EXERCISE INSTRUCTIONS: Scan the data for "scope" and copy the lines it appears in.

INPUT:
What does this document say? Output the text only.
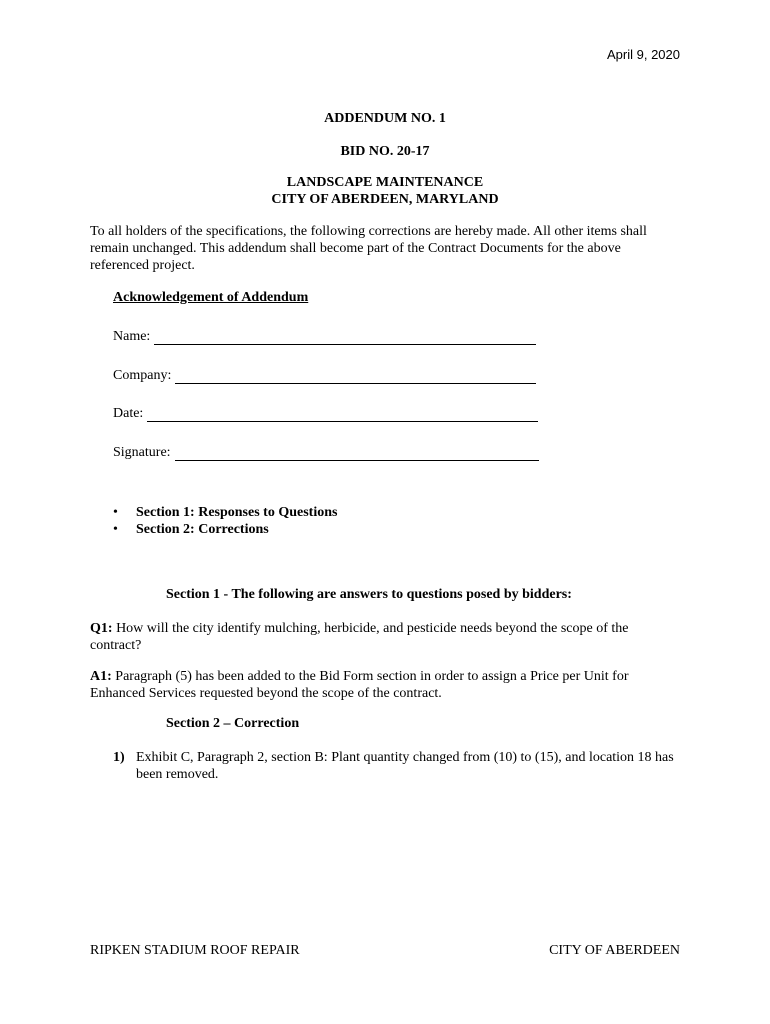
April 9, 2020
ADDENDUM NO. 1
BID NO. 20-17
LANDSCAPE MAINTENANCE
CITY OF ABERDEEN, MARYLAND
To all holders of the specifications, the following corrections are hereby made. All other items shall remain unchanged. This addendum shall become part of the Contract Documents for the above referenced project.
Acknowledgement of Addendum
Name:
Company:
Date:
Signature:
•	Section 1: Responses to Questions
•	Section 2: Corrections
Section 1 - The following are answers to questions posed by bidders:
Q1: How will the city identify mulching, herbicide, and pesticide needs beyond the scope of the contract?
A1: Paragraph (5) has been added to the Bid Form section in order to assign a Price per Unit for Enhanced Services requested beyond the scope of the contract.
Section 2 – Correction
1) Exhibit C, Paragraph 2, section B: Plant quantity changed from (10) to (15), and location 18 has been removed.
RIPKEN STADIUM ROOF REPAIR	CITY OF ABERDEEN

COMPLETE OUTPUT:
Q1: How will the city identify mulching, herbicide, and pesticide needs beyond the scope of the contract?
A1: Paragraph (5) has been added to the Bid Form section in order to assign a Price per Unit for Enhanced Services requested beyond the scope of the contract.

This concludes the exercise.